__The exercise__. Count the lines in the records below that contain the word "organizacyjne", and give only that number.

— Start Exercise material —

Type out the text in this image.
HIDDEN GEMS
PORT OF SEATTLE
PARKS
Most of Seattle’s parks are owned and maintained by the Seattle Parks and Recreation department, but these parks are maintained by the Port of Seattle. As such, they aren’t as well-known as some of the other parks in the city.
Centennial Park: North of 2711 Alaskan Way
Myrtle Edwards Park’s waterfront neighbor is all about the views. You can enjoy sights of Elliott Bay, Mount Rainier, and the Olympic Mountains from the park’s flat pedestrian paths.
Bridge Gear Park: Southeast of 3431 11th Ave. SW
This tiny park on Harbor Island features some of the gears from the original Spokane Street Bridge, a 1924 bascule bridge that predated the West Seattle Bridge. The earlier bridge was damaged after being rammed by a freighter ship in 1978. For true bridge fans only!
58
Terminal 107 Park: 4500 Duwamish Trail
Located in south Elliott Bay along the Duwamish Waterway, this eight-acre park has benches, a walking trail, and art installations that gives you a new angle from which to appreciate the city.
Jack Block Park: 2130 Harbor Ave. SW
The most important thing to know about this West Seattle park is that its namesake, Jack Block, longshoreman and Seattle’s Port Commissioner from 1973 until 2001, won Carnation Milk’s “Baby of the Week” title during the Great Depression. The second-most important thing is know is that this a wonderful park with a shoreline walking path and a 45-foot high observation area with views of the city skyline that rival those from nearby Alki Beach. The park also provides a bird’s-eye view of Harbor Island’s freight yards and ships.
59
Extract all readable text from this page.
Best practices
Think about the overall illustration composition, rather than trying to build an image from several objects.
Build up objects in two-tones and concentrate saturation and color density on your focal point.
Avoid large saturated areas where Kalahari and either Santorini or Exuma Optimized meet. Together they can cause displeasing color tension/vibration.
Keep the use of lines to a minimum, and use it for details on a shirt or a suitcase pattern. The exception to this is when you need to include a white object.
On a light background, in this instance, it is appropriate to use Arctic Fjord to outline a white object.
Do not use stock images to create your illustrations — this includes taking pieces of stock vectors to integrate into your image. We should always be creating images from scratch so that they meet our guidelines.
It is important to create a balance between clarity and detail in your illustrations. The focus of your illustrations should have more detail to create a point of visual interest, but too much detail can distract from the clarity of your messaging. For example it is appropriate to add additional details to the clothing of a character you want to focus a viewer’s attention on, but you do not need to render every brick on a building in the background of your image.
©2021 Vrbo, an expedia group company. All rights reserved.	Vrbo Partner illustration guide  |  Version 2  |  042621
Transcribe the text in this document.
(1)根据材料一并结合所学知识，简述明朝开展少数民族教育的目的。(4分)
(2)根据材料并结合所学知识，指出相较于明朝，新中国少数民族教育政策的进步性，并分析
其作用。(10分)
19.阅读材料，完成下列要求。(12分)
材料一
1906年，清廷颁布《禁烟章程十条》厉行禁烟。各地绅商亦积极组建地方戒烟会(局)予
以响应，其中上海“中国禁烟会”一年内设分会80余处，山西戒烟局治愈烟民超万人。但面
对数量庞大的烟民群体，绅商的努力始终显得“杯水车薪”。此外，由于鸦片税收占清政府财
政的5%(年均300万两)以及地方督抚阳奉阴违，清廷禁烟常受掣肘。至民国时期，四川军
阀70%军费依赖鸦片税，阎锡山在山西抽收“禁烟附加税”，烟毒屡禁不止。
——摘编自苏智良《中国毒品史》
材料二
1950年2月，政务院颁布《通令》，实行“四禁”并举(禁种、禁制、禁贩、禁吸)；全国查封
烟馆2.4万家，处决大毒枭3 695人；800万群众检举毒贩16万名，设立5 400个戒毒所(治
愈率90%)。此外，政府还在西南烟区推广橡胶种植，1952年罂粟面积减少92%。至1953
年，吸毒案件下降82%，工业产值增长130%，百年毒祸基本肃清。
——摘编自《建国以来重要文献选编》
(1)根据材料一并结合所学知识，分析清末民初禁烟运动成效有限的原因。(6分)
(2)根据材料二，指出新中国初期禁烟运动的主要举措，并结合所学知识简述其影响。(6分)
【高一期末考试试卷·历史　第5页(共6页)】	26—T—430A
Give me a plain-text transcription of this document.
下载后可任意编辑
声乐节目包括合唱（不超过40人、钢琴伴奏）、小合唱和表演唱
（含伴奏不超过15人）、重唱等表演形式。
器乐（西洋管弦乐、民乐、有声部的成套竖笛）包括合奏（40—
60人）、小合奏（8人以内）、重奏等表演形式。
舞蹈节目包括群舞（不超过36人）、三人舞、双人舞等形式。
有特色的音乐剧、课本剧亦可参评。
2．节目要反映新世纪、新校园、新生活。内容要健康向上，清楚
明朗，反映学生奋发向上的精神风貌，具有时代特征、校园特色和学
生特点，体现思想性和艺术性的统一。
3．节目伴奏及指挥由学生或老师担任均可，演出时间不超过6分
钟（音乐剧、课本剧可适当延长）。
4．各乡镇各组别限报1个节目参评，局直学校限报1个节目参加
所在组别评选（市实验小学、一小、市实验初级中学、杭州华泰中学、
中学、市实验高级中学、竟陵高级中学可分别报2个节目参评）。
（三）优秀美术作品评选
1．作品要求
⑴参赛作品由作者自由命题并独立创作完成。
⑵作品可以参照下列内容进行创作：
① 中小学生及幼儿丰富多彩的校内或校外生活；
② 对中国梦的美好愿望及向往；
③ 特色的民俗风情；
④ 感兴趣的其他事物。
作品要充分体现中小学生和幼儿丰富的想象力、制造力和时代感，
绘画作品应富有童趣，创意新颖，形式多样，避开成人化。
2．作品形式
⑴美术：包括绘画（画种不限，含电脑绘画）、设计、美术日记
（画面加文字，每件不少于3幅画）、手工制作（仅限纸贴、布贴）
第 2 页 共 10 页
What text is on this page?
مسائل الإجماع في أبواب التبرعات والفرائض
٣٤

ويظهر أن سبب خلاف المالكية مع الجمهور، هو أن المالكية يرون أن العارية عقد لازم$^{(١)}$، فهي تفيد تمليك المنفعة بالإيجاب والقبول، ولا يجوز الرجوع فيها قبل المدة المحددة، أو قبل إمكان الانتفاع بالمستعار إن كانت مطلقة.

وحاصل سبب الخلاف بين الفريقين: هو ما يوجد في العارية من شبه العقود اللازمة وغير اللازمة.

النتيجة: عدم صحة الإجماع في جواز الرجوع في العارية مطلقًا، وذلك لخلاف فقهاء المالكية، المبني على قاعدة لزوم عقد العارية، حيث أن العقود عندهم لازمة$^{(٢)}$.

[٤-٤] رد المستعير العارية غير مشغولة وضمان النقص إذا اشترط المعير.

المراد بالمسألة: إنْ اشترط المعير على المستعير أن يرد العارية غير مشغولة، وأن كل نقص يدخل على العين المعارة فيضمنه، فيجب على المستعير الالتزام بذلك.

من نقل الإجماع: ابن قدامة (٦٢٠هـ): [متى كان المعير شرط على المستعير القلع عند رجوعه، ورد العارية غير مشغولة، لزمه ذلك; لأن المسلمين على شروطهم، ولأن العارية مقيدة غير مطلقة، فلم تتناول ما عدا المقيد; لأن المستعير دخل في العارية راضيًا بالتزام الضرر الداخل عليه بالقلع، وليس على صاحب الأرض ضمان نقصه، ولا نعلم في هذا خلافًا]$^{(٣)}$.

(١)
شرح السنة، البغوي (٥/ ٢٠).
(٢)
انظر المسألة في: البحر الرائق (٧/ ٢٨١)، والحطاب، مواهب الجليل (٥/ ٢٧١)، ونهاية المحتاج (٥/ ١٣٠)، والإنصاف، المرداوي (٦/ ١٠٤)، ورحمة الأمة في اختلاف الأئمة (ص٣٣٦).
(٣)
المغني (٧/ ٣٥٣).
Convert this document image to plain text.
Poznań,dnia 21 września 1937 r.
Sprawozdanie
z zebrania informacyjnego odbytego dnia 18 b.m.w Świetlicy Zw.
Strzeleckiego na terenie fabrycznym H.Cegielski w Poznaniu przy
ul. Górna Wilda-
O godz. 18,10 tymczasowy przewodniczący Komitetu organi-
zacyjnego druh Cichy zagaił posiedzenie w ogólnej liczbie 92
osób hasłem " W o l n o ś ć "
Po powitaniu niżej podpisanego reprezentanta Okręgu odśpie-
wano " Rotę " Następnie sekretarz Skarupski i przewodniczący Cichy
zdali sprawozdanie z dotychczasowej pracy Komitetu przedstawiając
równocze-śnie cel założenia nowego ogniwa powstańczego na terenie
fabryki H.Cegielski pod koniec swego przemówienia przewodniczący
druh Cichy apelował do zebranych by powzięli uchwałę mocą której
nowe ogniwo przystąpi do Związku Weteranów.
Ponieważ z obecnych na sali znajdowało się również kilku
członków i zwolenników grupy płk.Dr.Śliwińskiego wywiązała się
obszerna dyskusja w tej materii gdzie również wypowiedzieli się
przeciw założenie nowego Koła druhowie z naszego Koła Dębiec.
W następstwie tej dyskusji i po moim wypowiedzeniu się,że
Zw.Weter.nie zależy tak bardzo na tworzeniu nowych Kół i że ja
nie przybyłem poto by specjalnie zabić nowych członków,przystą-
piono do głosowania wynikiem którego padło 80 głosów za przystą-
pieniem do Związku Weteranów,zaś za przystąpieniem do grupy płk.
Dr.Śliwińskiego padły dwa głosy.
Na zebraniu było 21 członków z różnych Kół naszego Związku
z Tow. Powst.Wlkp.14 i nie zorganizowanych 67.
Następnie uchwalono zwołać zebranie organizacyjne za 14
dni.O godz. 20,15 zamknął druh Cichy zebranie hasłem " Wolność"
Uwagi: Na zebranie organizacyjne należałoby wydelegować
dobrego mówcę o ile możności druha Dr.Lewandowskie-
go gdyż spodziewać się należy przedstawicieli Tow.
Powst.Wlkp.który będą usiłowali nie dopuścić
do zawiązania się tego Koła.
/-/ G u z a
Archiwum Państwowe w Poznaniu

— End Exercise material —

__Task answer__. 2